# Given task:
From the listing that follows, output everything exactly except the pictures.

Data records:
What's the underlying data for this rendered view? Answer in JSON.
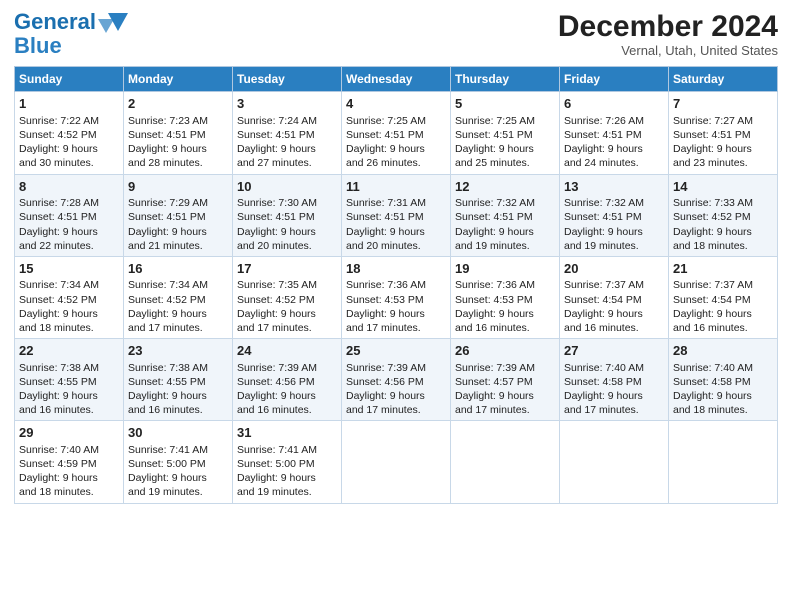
{
  "header": {
    "logo_line1": "General",
    "logo_line2": "Blue",
    "month": "December 2024",
    "location": "Vernal, Utah, United States"
  },
  "weekdays": [
    "Sunday",
    "Monday",
    "Tuesday",
    "Wednesday",
    "Thursday",
    "Friday",
    "Saturday"
  ],
  "weeks": [
    [
      {
        "day": "1",
        "lines": [
          "Sunrise: 7:22 AM",
          "Sunset: 4:52 PM",
          "Daylight: 9 hours",
          "and 30 minutes."
        ]
      },
      {
        "day": "2",
        "lines": [
          "Sunrise: 7:23 AM",
          "Sunset: 4:51 PM",
          "Daylight: 9 hours",
          "and 28 minutes."
        ]
      },
      {
        "day": "3",
        "lines": [
          "Sunrise: 7:24 AM",
          "Sunset: 4:51 PM",
          "Daylight: 9 hours",
          "and 27 minutes."
        ]
      },
      {
        "day": "4",
        "lines": [
          "Sunrise: 7:25 AM",
          "Sunset: 4:51 PM",
          "Daylight: 9 hours",
          "and 26 minutes."
        ]
      },
      {
        "day": "5",
        "lines": [
          "Sunrise: 7:25 AM",
          "Sunset: 4:51 PM",
          "Daylight: 9 hours",
          "and 25 minutes."
        ]
      },
      {
        "day": "6",
        "lines": [
          "Sunrise: 7:26 AM",
          "Sunset: 4:51 PM",
          "Daylight: 9 hours",
          "and 24 minutes."
        ]
      },
      {
        "day": "7",
        "lines": [
          "Sunrise: 7:27 AM",
          "Sunset: 4:51 PM",
          "Daylight: 9 hours",
          "and 23 minutes."
        ]
      }
    ],
    [
      {
        "day": "8",
        "lines": [
          "Sunrise: 7:28 AM",
          "Sunset: 4:51 PM",
          "Daylight: 9 hours",
          "and 22 minutes."
        ]
      },
      {
        "day": "9",
        "lines": [
          "Sunrise: 7:29 AM",
          "Sunset: 4:51 PM",
          "Daylight: 9 hours",
          "and 21 minutes."
        ]
      },
      {
        "day": "10",
        "lines": [
          "Sunrise: 7:30 AM",
          "Sunset: 4:51 PM",
          "Daylight: 9 hours",
          "and 20 minutes."
        ]
      },
      {
        "day": "11",
        "lines": [
          "Sunrise: 7:31 AM",
          "Sunset: 4:51 PM",
          "Daylight: 9 hours",
          "and 20 minutes."
        ]
      },
      {
        "day": "12",
        "lines": [
          "Sunrise: 7:32 AM",
          "Sunset: 4:51 PM",
          "Daylight: 9 hours",
          "and 19 minutes."
        ]
      },
      {
        "day": "13",
        "lines": [
          "Sunrise: 7:32 AM",
          "Sunset: 4:51 PM",
          "Daylight: 9 hours",
          "and 19 minutes."
        ]
      },
      {
        "day": "14",
        "lines": [
          "Sunrise: 7:33 AM",
          "Sunset: 4:52 PM",
          "Daylight: 9 hours",
          "and 18 minutes."
        ]
      }
    ],
    [
      {
        "day": "15",
        "lines": [
          "Sunrise: 7:34 AM",
          "Sunset: 4:52 PM",
          "Daylight: 9 hours",
          "and 18 minutes."
        ]
      },
      {
        "day": "16",
        "lines": [
          "Sunrise: 7:34 AM",
          "Sunset: 4:52 PM",
          "Daylight: 9 hours",
          "and 17 minutes."
        ]
      },
      {
        "day": "17",
        "lines": [
          "Sunrise: 7:35 AM",
          "Sunset: 4:52 PM",
          "Daylight: 9 hours",
          "and 17 minutes."
        ]
      },
      {
        "day": "18",
        "lines": [
          "Sunrise: 7:36 AM",
          "Sunset: 4:53 PM",
          "Daylight: 9 hours",
          "and 17 minutes."
        ]
      },
      {
        "day": "19",
        "lines": [
          "Sunrise: 7:36 AM",
          "Sunset: 4:53 PM",
          "Daylight: 9 hours",
          "and 16 minutes."
        ]
      },
      {
        "day": "20",
        "lines": [
          "Sunrise: 7:37 AM",
          "Sunset: 4:54 PM",
          "Daylight: 9 hours",
          "and 16 minutes."
        ]
      },
      {
        "day": "21",
        "lines": [
          "Sunrise: 7:37 AM",
          "Sunset: 4:54 PM",
          "Daylight: 9 hours",
          "and 16 minutes."
        ]
      }
    ],
    [
      {
        "day": "22",
        "lines": [
          "Sunrise: 7:38 AM",
          "Sunset: 4:55 PM",
          "Daylight: 9 hours",
          "and 16 minutes."
        ]
      },
      {
        "day": "23",
        "lines": [
          "Sunrise: 7:38 AM",
          "Sunset: 4:55 PM",
          "Daylight: 9 hours",
          "and 16 minutes."
        ]
      },
      {
        "day": "24",
        "lines": [
          "Sunrise: 7:39 AM",
          "Sunset: 4:56 PM",
          "Daylight: 9 hours",
          "and 16 minutes."
        ]
      },
      {
        "day": "25",
        "lines": [
          "Sunrise: 7:39 AM",
          "Sunset: 4:56 PM",
          "Daylight: 9 hours",
          "and 17 minutes."
        ]
      },
      {
        "day": "26",
        "lines": [
          "Sunrise: 7:39 AM",
          "Sunset: 4:57 PM",
          "Daylight: 9 hours",
          "and 17 minutes."
        ]
      },
      {
        "day": "27",
        "lines": [
          "Sunrise: 7:40 AM",
          "Sunset: 4:58 PM",
          "Daylight: 9 hours",
          "and 17 minutes."
        ]
      },
      {
        "day": "28",
        "lines": [
          "Sunrise: 7:40 AM",
          "Sunset: 4:58 PM",
          "Daylight: 9 hours",
          "and 18 minutes."
        ]
      }
    ],
    [
      {
        "day": "29",
        "lines": [
          "Sunrise: 7:40 AM",
          "Sunset: 4:59 PM",
          "Daylight: 9 hours",
          "and 18 minutes."
        ]
      },
      {
        "day": "30",
        "lines": [
          "Sunrise: 7:41 AM",
          "Sunset: 5:00 PM",
          "Daylight: 9 hours",
          "and 19 minutes."
        ]
      },
      {
        "day": "31",
        "lines": [
          "Sunrise: 7:41 AM",
          "Sunset: 5:00 PM",
          "Daylight: 9 hours",
          "and 19 minutes."
        ]
      },
      {
        "day": "",
        "lines": []
      },
      {
        "day": "",
        "lines": []
      },
      {
        "day": "",
        "lines": []
      },
      {
        "day": "",
        "lines": []
      }
    ]
  ]
}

# Task answer:
What's the underlying data for this rendered view? Answer in JSON.
{
  "header": {
    "logo_line1": "General",
    "logo_line2": "Blue",
    "month": "December 2024",
    "location": "Vernal, Utah, United States"
  },
  "weekdays": [
    "Sunday",
    "Monday",
    "Tuesday",
    "Wednesday",
    "Thursday",
    "Friday",
    "Saturday"
  ],
  "weeks": [
    [
      {
        "day": "1",
        "lines": [
          "Sunrise: 7:22 AM",
          "Sunset: 4:52 PM",
          "Daylight: 9 hours",
          "and 30 minutes."
        ]
      },
      {
        "day": "2",
        "lines": [
          "Sunrise: 7:23 AM",
          "Sunset: 4:51 PM",
          "Daylight: 9 hours",
          "and 28 minutes."
        ]
      },
      {
        "day": "3",
        "lines": [
          "Sunrise: 7:24 AM",
          "Sunset: 4:51 PM",
          "Daylight: 9 hours",
          "and 27 minutes."
        ]
      },
      {
        "day": "4",
        "lines": [
          "Sunrise: 7:25 AM",
          "Sunset: 4:51 PM",
          "Daylight: 9 hours",
          "and 26 minutes."
        ]
      },
      {
        "day": "5",
        "lines": [
          "Sunrise: 7:25 AM",
          "Sunset: 4:51 PM",
          "Daylight: 9 hours",
          "and 25 minutes."
        ]
      },
      {
        "day": "6",
        "lines": [
          "Sunrise: 7:26 AM",
          "Sunset: 4:51 PM",
          "Daylight: 9 hours",
          "and 24 minutes."
        ]
      },
      {
        "day": "7",
        "lines": [
          "Sunrise: 7:27 AM",
          "Sunset: 4:51 PM",
          "Daylight: 9 hours",
          "and 23 minutes."
        ]
      }
    ],
    [
      {
        "day": "8",
        "lines": [
          "Sunrise: 7:28 AM",
          "Sunset: 4:51 PM",
          "Daylight: 9 hours",
          "and 22 minutes."
        ]
      },
      {
        "day": "9",
        "lines": [
          "Sunrise: 7:29 AM",
          "Sunset: 4:51 PM",
          "Daylight: 9 hours",
          "and 21 minutes."
        ]
      },
      {
        "day": "10",
        "lines": [
          "Sunrise: 7:30 AM",
          "Sunset: 4:51 PM",
          "Daylight: 9 hours",
          "and 20 minutes."
        ]
      },
      {
        "day": "11",
        "lines": [
          "Sunrise: 7:31 AM",
          "Sunset: 4:51 PM",
          "Daylight: 9 hours",
          "and 20 minutes."
        ]
      },
      {
        "day": "12",
        "lines": [
          "Sunrise: 7:32 AM",
          "Sunset: 4:51 PM",
          "Daylight: 9 hours",
          "and 19 minutes."
        ]
      },
      {
        "day": "13",
        "lines": [
          "Sunrise: 7:32 AM",
          "Sunset: 4:51 PM",
          "Daylight: 9 hours",
          "and 19 minutes."
        ]
      },
      {
        "day": "14",
        "lines": [
          "Sunrise: 7:33 AM",
          "Sunset: 4:52 PM",
          "Daylight: 9 hours",
          "and 18 minutes."
        ]
      }
    ],
    [
      {
        "day": "15",
        "lines": [
          "Sunrise: 7:34 AM",
          "Sunset: 4:52 PM",
          "Daylight: 9 hours",
          "and 18 minutes."
        ]
      },
      {
        "day": "16",
        "lines": [
          "Sunrise: 7:34 AM",
          "Sunset: 4:52 PM",
          "Daylight: 9 hours",
          "and 17 minutes."
        ]
      },
      {
        "day": "17",
        "lines": [
          "Sunrise: 7:35 AM",
          "Sunset: 4:52 PM",
          "Daylight: 9 hours",
          "and 17 minutes."
        ]
      },
      {
        "day": "18",
        "lines": [
          "Sunrise: 7:36 AM",
          "Sunset: 4:53 PM",
          "Daylight: 9 hours",
          "and 17 minutes."
        ]
      },
      {
        "day": "19",
        "lines": [
          "Sunrise: 7:36 AM",
          "Sunset: 4:53 PM",
          "Daylight: 9 hours",
          "and 16 minutes."
        ]
      },
      {
        "day": "20",
        "lines": [
          "Sunrise: 7:37 AM",
          "Sunset: 4:54 PM",
          "Daylight: 9 hours",
          "and 16 minutes."
        ]
      },
      {
        "day": "21",
        "lines": [
          "Sunrise: 7:37 AM",
          "Sunset: 4:54 PM",
          "Daylight: 9 hours",
          "and 16 minutes."
        ]
      }
    ],
    [
      {
        "day": "22",
        "lines": [
          "Sunrise: 7:38 AM",
          "Sunset: 4:55 PM",
          "Daylight: 9 hours",
          "and 16 minutes."
        ]
      },
      {
        "day": "23",
        "lines": [
          "Sunrise: 7:38 AM",
          "Sunset: 4:55 PM",
          "Daylight: 9 hours",
          "and 16 minutes."
        ]
      },
      {
        "day": "24",
        "lines": [
          "Sunrise: 7:39 AM",
          "Sunset: 4:56 PM",
          "Daylight: 9 hours",
          "and 16 minutes."
        ]
      },
      {
        "day": "25",
        "lines": [
          "Sunrise: 7:39 AM",
          "Sunset: 4:56 PM",
          "Daylight: 9 hours",
          "and 17 minutes."
        ]
      },
      {
        "day": "26",
        "lines": [
          "Sunrise: 7:39 AM",
          "Sunset: 4:57 PM",
          "Daylight: 9 hours",
          "and 17 minutes."
        ]
      },
      {
        "day": "27",
        "lines": [
          "Sunrise: 7:40 AM",
          "Sunset: 4:58 PM",
          "Daylight: 9 hours",
          "and 17 minutes."
        ]
      },
      {
        "day": "28",
        "lines": [
          "Sunrise: 7:40 AM",
          "Sunset: 4:58 PM",
          "Daylight: 9 hours",
          "and 18 minutes."
        ]
      }
    ],
    [
      {
        "day": "29",
        "lines": [
          "Sunrise: 7:40 AM",
          "Sunset: 4:59 PM",
          "Daylight: 9 hours",
          "and 18 minutes."
        ]
      },
      {
        "day": "30",
        "lines": [
          "Sunrise: 7:41 AM",
          "Sunset: 5:00 PM",
          "Daylight: 9 hours",
          "and 19 minutes."
        ]
      },
      {
        "day": "31",
        "lines": [
          "Sunrise: 7:41 AM",
          "Sunset: 5:00 PM",
          "Daylight: 9 hours",
          "and 19 minutes."
        ]
      },
      {
        "day": "",
        "lines": []
      },
      {
        "day": "",
        "lines": []
      },
      {
        "day": "",
        "lines": []
      },
      {
        "day": "",
        "lines": []
      }
    ]
  ]
}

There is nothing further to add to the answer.